> Task goal
Give every line again exactly as it appears, please, but not the pictures.

> Given entries
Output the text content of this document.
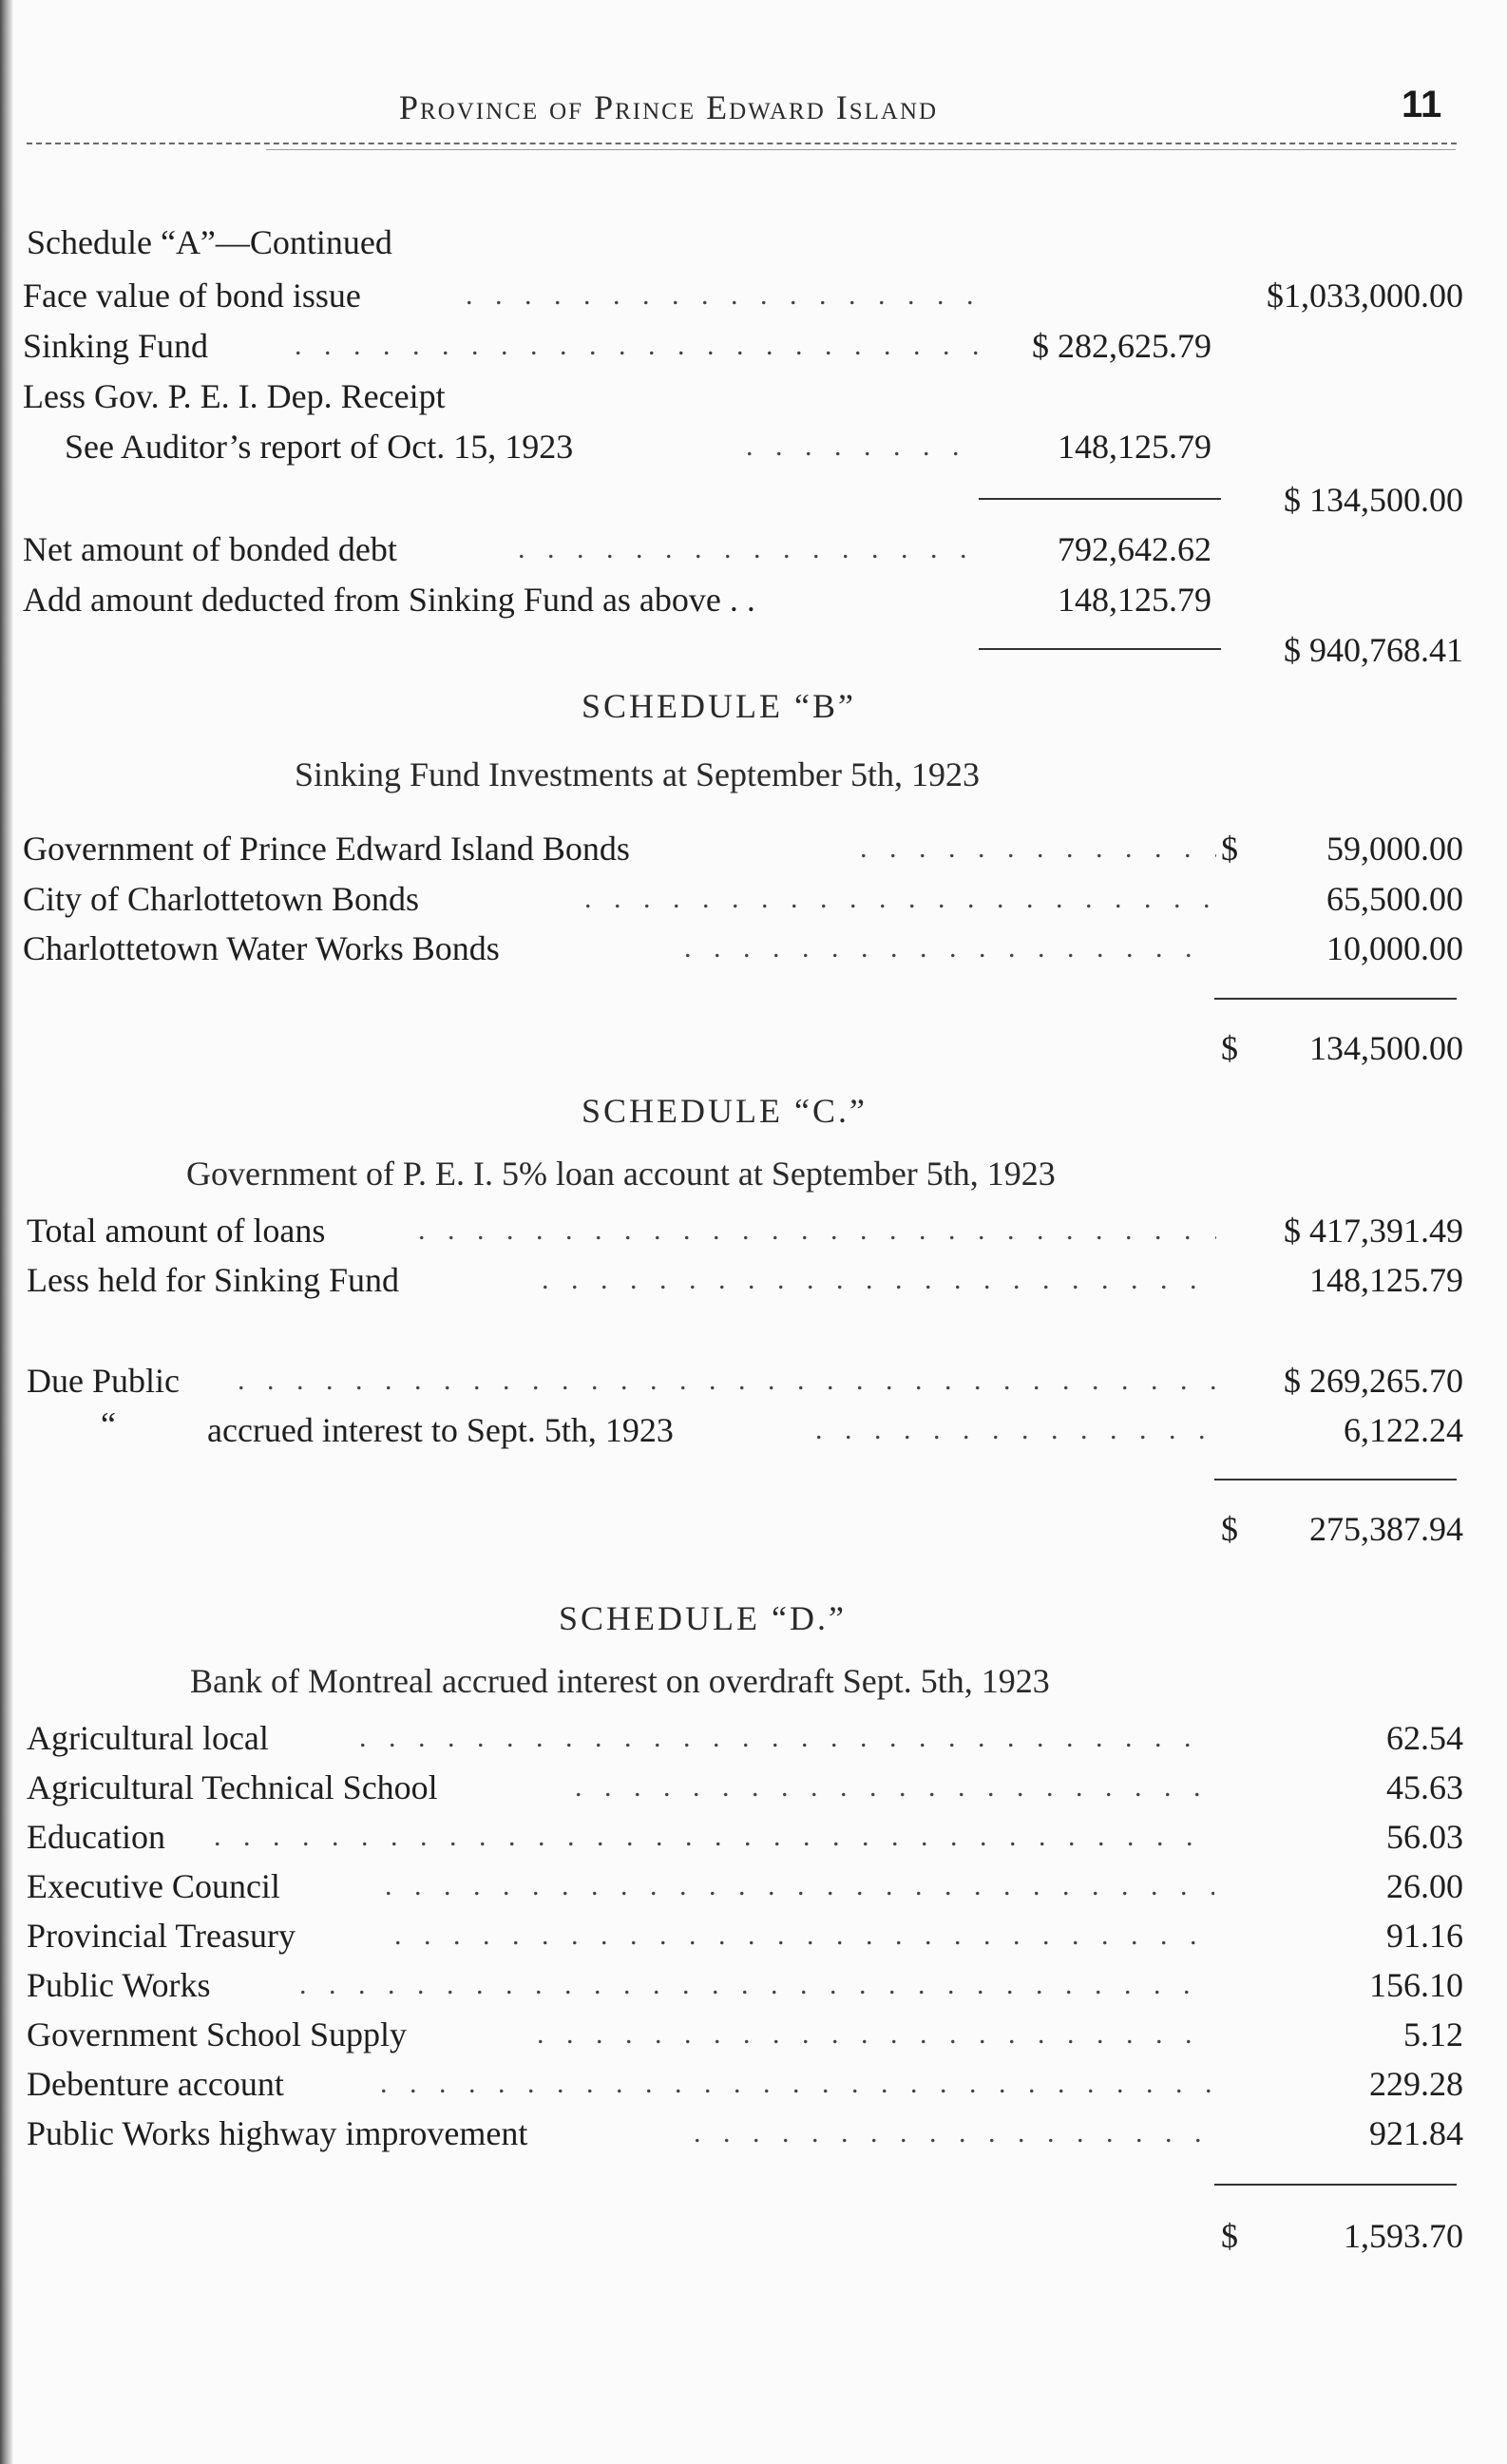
Province of Prince Edward Island	11
Schedule “A”—Continued
Face value of bond issue . . .	$1,033,000.00
Sinking Fund . . .	$ 282,625.79
Less Gov. P. E. I. Dep. Receipt
See Auditor’s report of Oct. 15, 1923 . . .	148,125.79
$ 134,500.00
Net amount of bonded debt . . .	792,642.62
Add amount deducted from Sinking Fund as above . .	148,125.79
$ 940,768.41
SCHEDULE “B”
Sinking Fund Investments at September 5th, 1923
Government of Prince Edward Island Bonds . . .	$	59,000.00
City of Charlottetown Bonds . . .	65,500.00
Charlottetown Water Works Bonds . . .	10,000.00
$	134,500.00
SCHEDULE “C.”
Government of P. E. I. 5% loan account at September 5th, 1923
Total amount of loans . . .	$ 417,391.49
Less held for Sinking Fund . . .	148,125.79
Due Public . . .	$ 269,265.70
“	accrued interest to Sept. 5th, 1923 . . .	6,122.24
$	275,387.94
SCHEDULE “D.”
Bank of Montreal accrued interest on overdraft Sept. 5th, 1923
Agricultural local . . .	62.54
Agricultural Technical School . . .	45.63
Education . . .	56.03
Executive Council . . .	26.00
Provincial Treasury . . .	91.16
Public Works . . .	156.10
Government School Supply . . .	5.12
Debenture account . . .	229.28
Public Works highway improvement . . .	921.84
$	1,593.70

> Exercise output
Output the text content of this document.
Province of Prince Edward Island	11
Schedule “A”—Continued
Face value of bond issue . . .	$1,033,000.00
Sinking Fund . . .	$ 282,625.79
Less Gov. P. E. I. Dep. Receipt
See Auditor’s report of Oct. 15, 1923 . . .	148,125.79
$ 134,500.00
Net amount of bonded debt . . .	792,642.62
Add amount deducted from Sinking Fund as above . .	148,125.79
$ 940,768.41
SCHEDULE “B”
Sinking Fund Investments at September 5th, 1923
Government of Prince Edward Island Bonds . . .	$	59,000.00
City of Charlottetown Bonds . . .	65,500.00
Charlottetown Water Works Bonds . . .	10,000.00
$	134,500.00
SCHEDULE “C.”
Government of P. E. I. 5% loan account at September 5th, 1923
Total amount of loans . . .	$ 417,391.49
Less held for Sinking Fund . . .	148,125.79
Due Public . . .	$ 269,265.70
“	accrued interest to Sept. 5th, 1923 . . .	6,122.24
$	275,387.94
SCHEDULE “D.”
Bank of Montreal accrued interest on overdraft Sept. 5th, 1923
Agricultural local . . .	62.54
Agricultural Technical School . . .	45.63
Education . . .	56.03
Executive Council . . .	26.00
Provincial Treasury . . .	91.16
Public Works . . .	156.10
Government School Supply . . .	5.12
Debenture account . . .	229.28
Public Works highway improvement . . .	921.84
$	1,593.70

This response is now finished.